» Goal of the exercise
Make an exact copy of all the entries, with the pictures left out.

[Items from a data source]

•••••

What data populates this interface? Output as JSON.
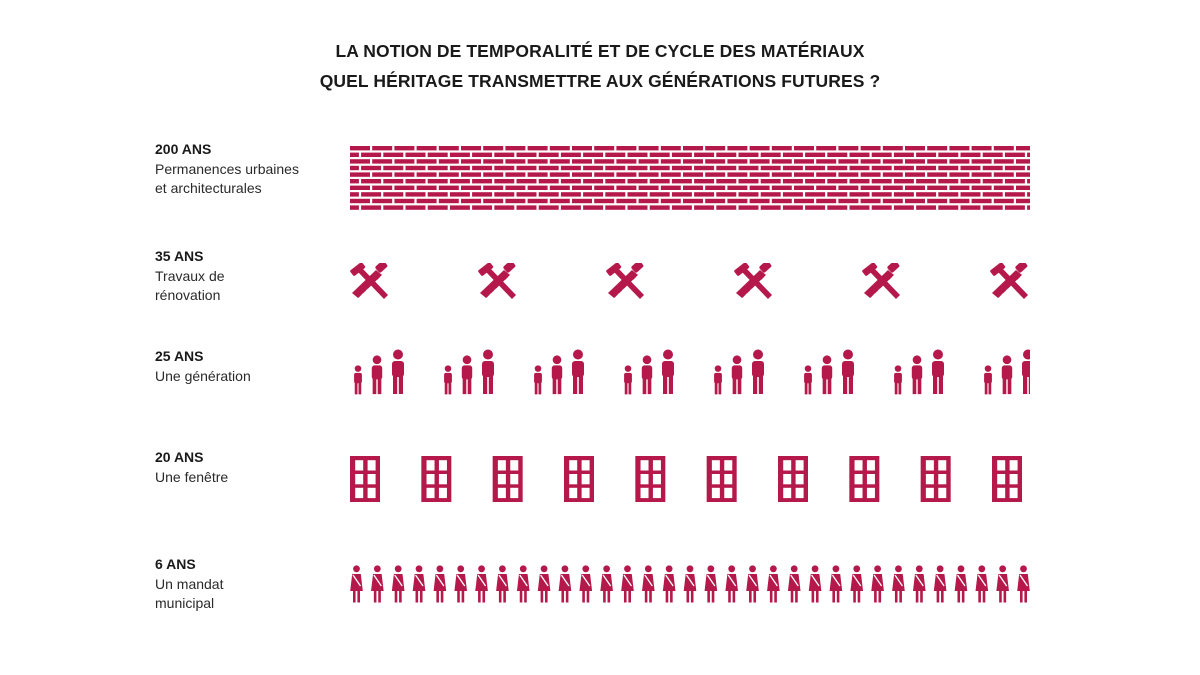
{
  "title": {
    "line1": "LA NOTION DE TEMPORALITÉ ET DE CYCLE DES MATÉRIAUX",
    "line2": "QUEL HÉRITAGE TRANSMETTRE AUX GÉNÉRATIONS FUTURES ?"
  },
  "accent_color": "#b5184a",
  "rows": [
    {
      "years": "200 ANS",
      "desc": "Permanences urbaines\net architecturales",
      "icon": "brick-wall-icon",
      "count": 1
    },
    {
      "years": "35 ANS",
      "desc": "Travaux de\nrénovation",
      "icon": "hammer-saw-icon",
      "count": 6
    },
    {
      "years": "25 ANS",
      "desc": "Une génération",
      "icon": "family-icon",
      "count": 8
    },
    {
      "years": "20 ANS",
      "desc": "Une fenêtre",
      "icon": "window-icon",
      "count": 10
    },
    {
      "years": "6 ANS",
      "desc": "Un mandat\nmunicipal",
      "icon": "mayor-icon",
      "count": 33
    }
  ]
}
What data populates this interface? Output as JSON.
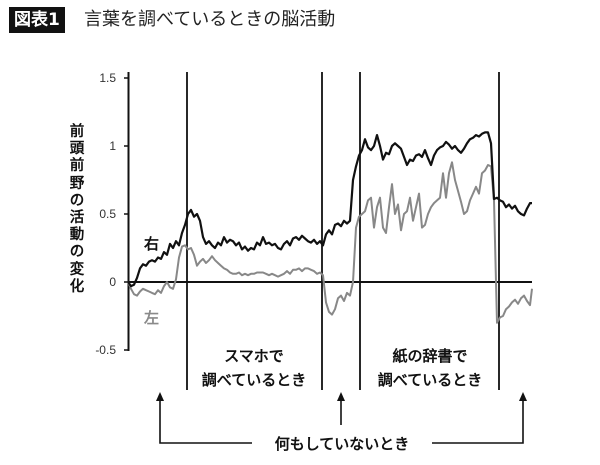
{
  "header": {
    "badge": "図表1",
    "title": "言葉を調べているときの脳活動"
  },
  "chart_data": {
    "type": "line",
    "title": "言葉を調べているときの脳活動",
    "xlabel": "",
    "ylabel": "前頭前野の活動の変化",
    "ylim": [
      -0.5,
      1.5
    ],
    "yticks": [
      "1.5",
      "1",
      "0.5",
      "0",
      "-0.5"
    ],
    "grid": false,
    "legend": {
      "position": "inline",
      "entries": [
        "右",
        "左"
      ]
    },
    "x": [
      0,
      3,
      6,
      9,
      12,
      15,
      18,
      21,
      24,
      27,
      30,
      33,
      36,
      39,
      42,
      45,
      48,
      51,
      54,
      57,
      60,
      63,
      66,
      69,
      72,
      75,
      78,
      81,
      84,
      87,
      90,
      93,
      96,
      99,
      102,
      105,
      108,
      111,
      114,
      117,
      120,
      123,
      126,
      129,
      132,
      135,
      138,
      141,
      144,
      147,
      150,
      153,
      156,
      159,
      162,
      165,
      168,
      171,
      174,
      177,
      180,
      183,
      186,
      189,
      192,
      195,
      198,
      201,
      204,
      207,
      210,
      213,
      216,
      219,
      222,
      225,
      228,
      231,
      234,
      237,
      240,
      243,
      246,
      249,
      252,
      255,
      258,
      261,
      264,
      267,
      270,
      273,
      276,
      279,
      282,
      285,
      288,
      291,
      294,
      297,
      300,
      303,
      306,
      309,
      312,
      315,
      318,
      321,
      324,
      327,
      330,
      333,
      336,
      339,
      342,
      345,
      348,
      351,
      354,
      357,
      360,
      363,
      366,
      369,
      372,
      375,
      378,
      381,
      384,
      387,
      390,
      393,
      396,
      399,
      402,
      404
    ],
    "series": [
      {
        "name": "右",
        "color": "#111111",
        "values": [
          0.0,
          -0.03,
          -0.02,
          0.03,
          0.1,
          0.13,
          0.12,
          0.15,
          0.16,
          0.15,
          0.18,
          0.17,
          0.22,
          0.2,
          0.28,
          0.25,
          0.3,
          0.27,
          0.36,
          0.42,
          0.5,
          0.53,
          0.48,
          0.5,
          0.45,
          0.33,
          0.28,
          0.3,
          0.27,
          0.25,
          0.29,
          0.27,
          0.33,
          0.29,
          0.31,
          0.3,
          0.27,
          0.29,
          0.24,
          0.26,
          0.23,
          0.25,
          0.24,
          0.29,
          0.27,
          0.33,
          0.28,
          0.29,
          0.27,
          0.28,
          0.25,
          0.24,
          0.28,
          0.3,
          0.27,
          0.32,
          0.33,
          0.31,
          0.34,
          0.32,
          0.3,
          0.29,
          0.31,
          0.28,
          0.3,
          0.27,
          0.35,
          0.38,
          0.35,
          0.42,
          0.43,
          0.41,
          0.45,
          0.43,
          0.45,
          0.75,
          0.85,
          0.93,
          0.97,
          1.05,
          0.99,
          0.97,
          1.0,
          1.08,
          1.0,
          0.9,
          0.95,
          0.94,
          1.0,
          1.02,
          1.0,
          0.98,
          0.92,
          0.86,
          0.9,
          0.89,
          0.93,
          0.94,
          0.92,
          0.97,
          0.91,
          0.86,
          0.93,
          0.97,
          0.99,
          1.0,
          1.03,
          1.01,
          0.98,
          1.0,
          0.97,
          0.95,
          0.98,
          1.02,
          1.05,
          1.06,
          1.08,
          1.07,
          1.09,
          1.1,
          1.1,
          1.02,
          0.61,
          0.62,
          0.6,
          0.59,
          0.55,
          0.57,
          0.54,
          0.56,
          0.52,
          0.5,
          0.49,
          0.54,
          0.58,
          0.58
        ]
      },
      {
        "name": "左",
        "color": "#888888",
        "values": [
          0.0,
          -0.05,
          -0.09,
          -0.1,
          -0.07,
          -0.05,
          -0.06,
          -0.07,
          -0.08,
          -0.09,
          -0.06,
          -0.08,
          -0.03,
          0.0,
          -0.04,
          -0.05,
          0.02,
          0.18,
          0.26,
          0.27,
          0.24,
          0.25,
          0.2,
          0.12,
          0.15,
          0.17,
          0.14,
          0.16,
          0.19,
          0.16,
          0.14,
          0.12,
          0.1,
          0.09,
          0.07,
          0.06,
          0.06,
          0.07,
          0.05,
          0.06,
          0.05,
          0.06,
          0.06,
          0.07,
          0.07,
          0.07,
          0.06,
          0.05,
          0.06,
          0.05,
          0.04,
          0.05,
          0.06,
          0.08,
          0.06,
          0.09,
          0.09,
          0.1,
          0.08,
          0.1,
          0.1,
          0.09,
          0.08,
          0.06,
          0.07,
          0.05,
          -0.15,
          -0.22,
          -0.24,
          -0.2,
          -0.12,
          -0.1,
          -0.14,
          -0.08,
          -0.1,
          0.0,
          0.4,
          0.48,
          0.5,
          0.52,
          0.6,
          0.62,
          0.4,
          0.55,
          0.62,
          0.4,
          0.36,
          0.55,
          0.72,
          0.5,
          0.57,
          0.38,
          0.5,
          0.52,
          0.62,
          0.45,
          0.55,
          0.65,
          0.4,
          0.42,
          0.5,
          0.55,
          0.58,
          0.6,
          0.62,
          0.8,
          0.62,
          0.8,
          0.88,
          0.75,
          0.67,
          0.59,
          0.5,
          0.52,
          0.6,
          0.65,
          0.7,
          0.65,
          0.8,
          0.82,
          0.86,
          0.85,
          0.6,
          -0.3,
          -0.26,
          -0.25,
          -0.2,
          -0.18,
          -0.15,
          -0.13,
          -0.16,
          -0.12,
          -0.1,
          -0.14,
          -0.17,
          -0.05
        ]
      }
    ],
    "phase_dividers_x": [
      59,
      194,
      232,
      371
    ],
    "annotations": [
      {
        "text": "スマホで 調べているとき",
        "span": [
          59,
          194
        ]
      },
      {
        "text": "紙の辞書で 調べているとき",
        "span": [
          232,
          371
        ]
      },
      {
        "text": "何もしていないとき",
        "arrows_at_x": [
          32,
          213,
          395
        ]
      }
    ]
  },
  "axis": {
    "ylabel_chars": [
      "前",
      "頭",
      "前",
      "野",
      "の",
      "活",
      "動",
      "の",
      "変",
      "化"
    ]
  },
  "legend": {
    "right": "右",
    "left": "左"
  },
  "segments": {
    "phone": {
      "line1": "スマホで",
      "line2": "調べているとき"
    },
    "paper": {
      "line1": "紙の辞書で",
      "line2": "調べているとき"
    },
    "idle": "何もしていないとき"
  }
}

•••••

» Task answer
What data populates this interface? Output as JSON.
{
  "title": {
    "line1": "LA NOTION DE TEMPORALITÉ ET DE CYCLE DES MATÉRIAUX",
    "line2": "QUEL HÉRITAGE TRANSMETTRE AUX GÉNÉRATIONS FUTURES ?"
  },
  "accent_color": "#b5184a",
  "rows": [
    {
      "years": "200 ANS",
      "desc": "Permanences urbaines\net architecturales",
      "icon": "brick-wall-icon",
      "count": 1
    },
    {
      "years": "35 ANS",
      "desc": "Travaux de\nrénovation",
      "icon": "hammer-saw-icon",
      "count": 6
    },
    {
      "years": "25 ANS",
      "desc": "Une génération",
      "icon": "family-icon",
      "count": 8
    },
    {
      "years": "20 ANS",
      "desc": "Une fenêtre",
      "icon": "window-icon",
      "count": 10
    },
    {
      "years": "6 ANS",
      "desc": "Un mandat\nmunicipal",
      "icon": "mayor-icon",
      "count": 33
    }
  ]
}
What data populates this interface? Output as JSON.
{
  "header": {
    "badge": "図表1",
    "title": "言葉を調べているときの脳活動"
  },
  "chart_data": {
    "type": "line",
    "title": "言葉を調べているときの脳活動",
    "xlabel": "",
    "ylabel": "前頭前野の活動の変化",
    "ylim": [
      -0.5,
      1.5
    ],
    "yticks": [
      "1.5",
      "1",
      "0.5",
      "0",
      "-0.5"
    ],
    "grid": false,
    "legend": {
      "position": "inline",
      "entries": [
        "右",
        "左"
      ]
    },
    "x": [
      0,
      3,
      6,
      9,
      12,
      15,
      18,
      21,
      24,
      27,
      30,
      33,
      36,
      39,
      42,
      45,
      48,
      51,
      54,
      57,
      60,
      63,
      66,
      69,
      72,
      75,
      78,
      81,
      84,
      87,
      90,
      93,
      96,
      99,
      102,
      105,
      108,
      111,
      114,
      117,
      120,
      123,
      126,
      129,
      132,
      135,
      138,
      141,
      144,
      147,
      150,
      153,
      156,
      159,
      162,
      165,
      168,
      171,
      174,
      177,
      180,
      183,
      186,
      189,
      192,
      195,
      198,
      201,
      204,
      207,
      210,
      213,
      216,
      219,
      222,
      225,
      228,
      231,
      234,
      237,
      240,
      243,
      246,
      249,
      252,
      255,
      258,
      261,
      264,
      267,
      270,
      273,
      276,
      279,
      282,
      285,
      288,
      291,
      294,
      297,
      300,
      303,
      306,
      309,
      312,
      315,
      318,
      321,
      324,
      327,
      330,
      333,
      336,
      339,
      342,
      345,
      348,
      351,
      354,
      357,
      360,
      363,
      366,
      369,
      372,
      375,
      378,
      381,
      384,
      387,
      390,
      393,
      396,
      399,
      402,
      404
    ],
    "series": [
      {
        "name": "右",
        "color": "#111111",
        "values": [
          0.0,
          -0.03,
          -0.02,
          0.03,
          0.1,
          0.13,
          0.12,
          0.15,
          0.16,
          0.15,
          0.18,
          0.17,
          0.22,
          0.2,
          0.28,
          0.25,
          0.3,
          0.27,
          0.36,
          0.42,
          0.5,
          0.53,
          0.48,
          0.5,
          0.45,
          0.33,
          0.28,
          0.3,
          0.27,
          0.25,
          0.29,
          0.27,
          0.33,
          0.29,
          0.31,
          0.3,
          0.27,
          0.29,
          0.24,
          0.26,
          0.23,
          0.25,
          0.24,
          0.29,
          0.27,
          0.33,
          0.28,
          0.29,
          0.27,
          0.28,
          0.25,
          0.24,
          0.28,
          0.3,
          0.27,
          0.32,
          0.33,
          0.31,
          0.34,
          0.32,
          0.3,
          0.29,
          0.31,
          0.28,
          0.3,
          0.27,
          0.35,
          0.38,
          0.35,
          0.42,
          0.43,
          0.41,
          0.45,
          0.43,
          0.45,
          0.75,
          0.85,
          0.93,
          0.97,
          1.05,
          0.99,
          0.97,
          1.0,
          1.08,
          1.0,
          0.9,
          0.95,
          0.94,
          1.0,
          1.02,
          1.0,
          0.98,
          0.92,
          0.86,
          0.9,
          0.89,
          0.93,
          0.94,
          0.92,
          0.97,
          0.91,
          0.86,
          0.93,
          0.97,
          0.99,
          1.0,
          1.03,
          1.01,
          0.98,
          1.0,
          0.97,
          0.95,
          0.98,
          1.02,
          1.05,
          1.06,
          1.08,
          1.07,
          1.09,
          1.1,
          1.1,
          1.02,
          0.61,
          0.62,
          0.6,
          0.59,
          0.55,
          0.57,
          0.54,
          0.56,
          0.52,
          0.5,
          0.49,
          0.54,
          0.58,
          0.58
        ]
      },
      {
        "name": "左",
        "color": "#888888",
        "values": [
          0.0,
          -0.05,
          -0.09,
          -0.1,
          -0.07,
          -0.05,
          -0.06,
          -0.07,
          -0.08,
          -0.09,
          -0.06,
          -0.08,
          -0.03,
          0.0,
          -0.04,
          -0.05,
          0.02,
          0.18,
          0.26,
          0.27,
          0.24,
          0.25,
          0.2,
          0.12,
          0.15,
          0.17,
          0.14,
          0.16,
          0.19,
          0.16,
          0.14,
          0.12,
          0.1,
          0.09,
          0.07,
          0.06,
          0.06,
          0.07,
          0.05,
          0.06,
          0.05,
          0.06,
          0.06,
          0.07,
          0.07,
          0.07,
          0.06,
          0.05,
          0.06,
          0.05,
          0.04,
          0.05,
          0.06,
          0.08,
          0.06,
          0.09,
          0.09,
          0.1,
          0.08,
          0.1,
          0.1,
          0.09,
          0.08,
          0.06,
          0.07,
          0.05,
          -0.15,
          -0.22,
          -0.24,
          -0.2,
          -0.12,
          -0.1,
          -0.14,
          -0.08,
          -0.1,
          0.0,
          0.4,
          0.48,
          0.5,
          0.52,
          0.6,
          0.62,
          0.4,
          0.55,
          0.62,
          0.4,
          0.36,
          0.55,
          0.72,
          0.5,
          0.57,
          0.38,
          0.5,
          0.52,
          0.62,
          0.45,
          0.55,
          0.65,
          0.4,
          0.42,
          0.5,
          0.55,
          0.58,
          0.6,
          0.62,
          0.8,
          0.62,
          0.8,
          0.88,
          0.75,
          0.67,
          0.59,
          0.5,
          0.52,
          0.6,
          0.65,
          0.7,
          0.65,
          0.8,
          0.82,
          0.86,
          0.85,
          0.6,
          -0.3,
          -0.26,
          -0.25,
          -0.2,
          -0.18,
          -0.15,
          -0.13,
          -0.16,
          -0.12,
          -0.1,
          -0.14,
          -0.17,
          -0.05
        ]
      }
    ],
    "phase_dividers_x": [
      59,
      194,
      232,
      371
    ],
    "annotations": [
      {
        "text": "スマホで 調べているとき",
        "span": [
          59,
          194
        ]
      },
      {
        "text": "紙の辞書で 調べているとき",
        "span": [
          232,
          371
        ]
      },
      {
        "text": "何もしていないとき",
        "arrows_at_x": [
          32,
          213,
          395
        ]
      }
    ]
  },
  "axis": {
    "ylabel_chars": [
      "前",
      "頭",
      "前",
      "野",
      "の",
      "活",
      "動",
      "の",
      "変",
      "化"
    ]
  },
  "legend": {
    "right": "右",
    "left": "左"
  },
  "segments": {
    "phone": {
      "line1": "スマホで",
      "line2": "調べているとき"
    },
    "paper": {
      "line1": "紙の辞書で",
      "line2": "調べているとき"
    },
    "idle": "何もしていないとき"
  }
}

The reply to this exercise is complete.